Data section |
-- START --

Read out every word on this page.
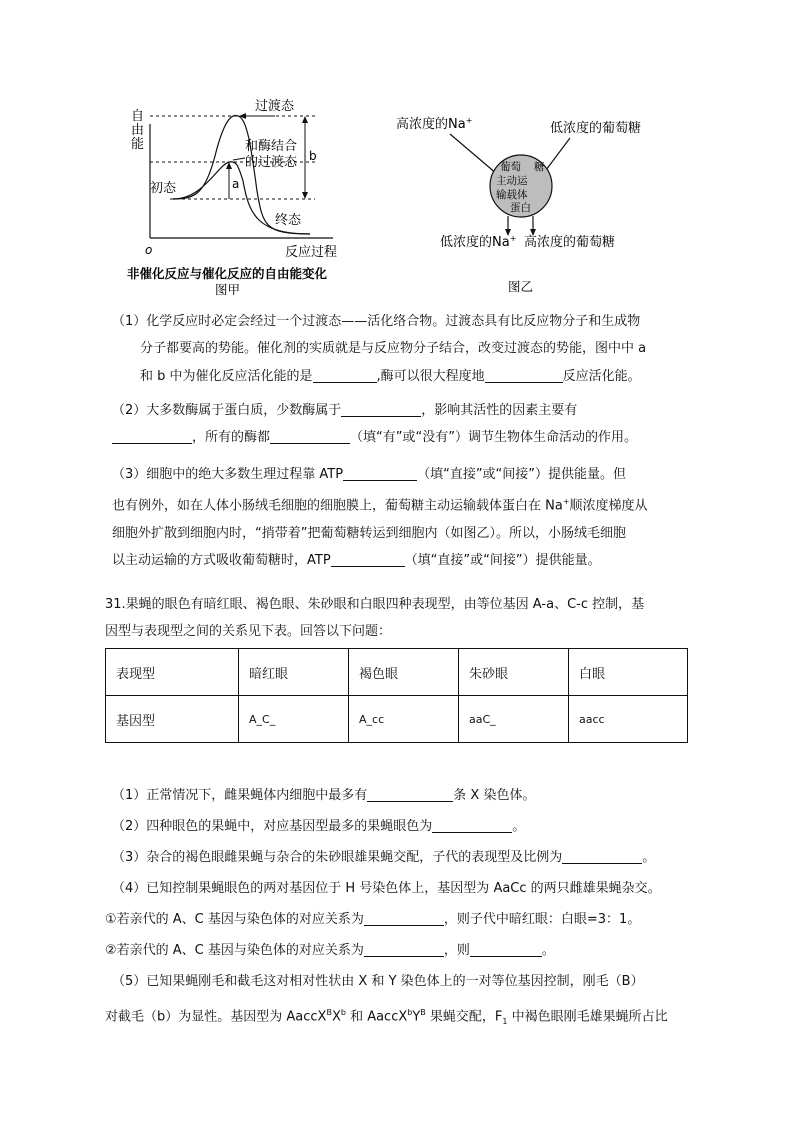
自
由
能
o	反应过程
a
b
过渡态
和酶结合
的过渡态
初态
终态
非催化反应与催化反应的自由能变化
图甲
高浓度的Na+
低浓度的葡萄糖
葡萄 糖
主动运
输载体
蛋白
低浓度的Na+ 高浓度的葡萄糖
图乙
（1）化学反应时必定会经过一个过渡态——活化络合物。过渡态具有比反应物分子和生成物
分子都要高的势能。催化剂的实质就是与反应物分子结合，改变过渡态的势能，图中中 a
和 b 中为催化反应活化能的是	,酶可以很大程度地	反应活化能。
（2）大多数酶属于蛋白质，少数酶属于	，影响其活性的因素主要有
，所有的酶都	（填“有”或“没有”）调节生物体生命活动的作用。
（3）细胞中的绝大多数生理过程靠 ATP	（填“直接”或“间接”）提供能量。但
也有例外，如在人体小肠绒毛细胞的细胞膜上，葡萄糖主动运输载体蛋白在 Na+顺浓度梯度从
细胞外扩散到细胞内时，“捎带着”把葡萄糖转运到细胞内（如图乙）。所以，小肠绒毛细胞
以主动运输的方式吸收葡萄糖时，ATP	（填“直接”或“间接”）提供能量。
31.果蝇的眼色有暗红眼、褐色眼、朱砂眼和白眼四种表现型，由等位基因 A-a、C-c 控制，基
因型与表现型之间的关系见下表。回答以下问题：
表现型	暗红眼	褐色眼	朱砂眼	白眼
基因型	A_C_	A_cc	aaC_	aacc
（1）正常情况下，雌果蝇体内细胞中最多有	条 X 染色体。
（2）四种眼色的果蝇中，对应基因型最多的果蝇眼色为	。
（3）杂合的褐色眼雌果蝇与杂合的朱砂眼雄果蝇交配，子代的表现型及比例为	。
（4）已知控制果蝇眼色的两对基因位于 H 号染色体上，基因型为 AaCc 的两只雌雄果蝇杂交。
①若亲代的 A、C 基因与染色体的对应关系为	，则子代中暗红眼：白眼=3：1。
②若亲代的 A、C 基因与染色体的对应关系为	，则	。
（5）已知果蝇刚毛和截毛这对相对性状由 X 和 Y 染色体上的一对等位基因控制，刚毛（B）
对截毛（b）为显性。基因型为 $AaccX^BX^b$ 和 $AaccX^bY^B$ 果蝇交配，$F_1$ 中褐色眼刚毛雄果蝇所占比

-- END --

Task statement | Reproduce every record word for word. The copy must contain no pictures.

Completed task |
Read out every word on this page.
自
由
能
o	反应过程
a
b
过渡态
和酶结合
的过渡态
初态
终态
非催化反应与催化反应的自由能变化
图甲
高浓度的Na+
低浓度的葡萄糖
葡萄 糖
主动运
输载体
蛋白
低浓度的Na+ 高浓度的葡萄糖
图乙
（1）化学反应时必定会经过一个过渡态——活化络合物。过渡态具有比反应物分子和生成物
分子都要高的势能。催化剂的实质就是与反应物分子结合，改变过渡态的势能，图中中 a
和 b 中为催化反应活化能的是	,酶可以很大程度地	反应活化能。
（2）大多数酶属于蛋白质，少数酶属于	，影响其活性的因素主要有
，所有的酶都	（填“有”或“没有”）调节生物体生命活动的作用。
（3）细胞中的绝大多数生理过程靠 ATP	（填“直接”或“间接”）提供能量。但
也有例外，如在人体小肠绒毛细胞的细胞膜上，葡萄糖主动运输载体蛋白在 Na+顺浓度梯度从
细胞外扩散到细胞内时，“捎带着”把葡萄糖转运到细胞内（如图乙）。所以，小肠绒毛细胞
以主动运输的方式吸收葡萄糖时，ATP	（填“直接”或“间接”）提供能量。
31.果蝇的眼色有暗红眼、褐色眼、朱砂眼和白眼四种表现型，由等位基因 A-a、C-c 控制，基
因型与表现型之间的关系见下表。回答以下问题：
表现型	暗红眼	褐色眼	朱砂眼	白眼
基因型	A_C_	A_cc	aaC_	aacc
（1）正常情况下，雌果蝇体内细胞中最多有	条 X 染色体。
（2）四种眼色的果蝇中，对应基因型最多的果蝇眼色为	。
（3）杂合的褐色眼雌果蝇与杂合的朱砂眼雄果蝇交配，子代的表现型及比例为	。
（4）已知控制果蝇眼色的两对基因位于 H 号染色体上，基因型为 AaCc 的两只雌雄果蝇杂交。
①若亲代的 A、C 基因与染色体的对应关系为	，则子代中暗红眼：白眼=3：1。
②若亲代的 A、C 基因与染色体的对应关系为	，则	。
（5）已知果蝇刚毛和截毛这对相对性状由 X 和 Y 染色体上的一对等位基因控制，刚毛（B）
对截毛（b）为显性。基因型为 $AaccX^BX^b$ 和 $AaccX^bY^B$ 果蝇交配，$F_1$ 中褐色眼刚毛雄果蝇所占比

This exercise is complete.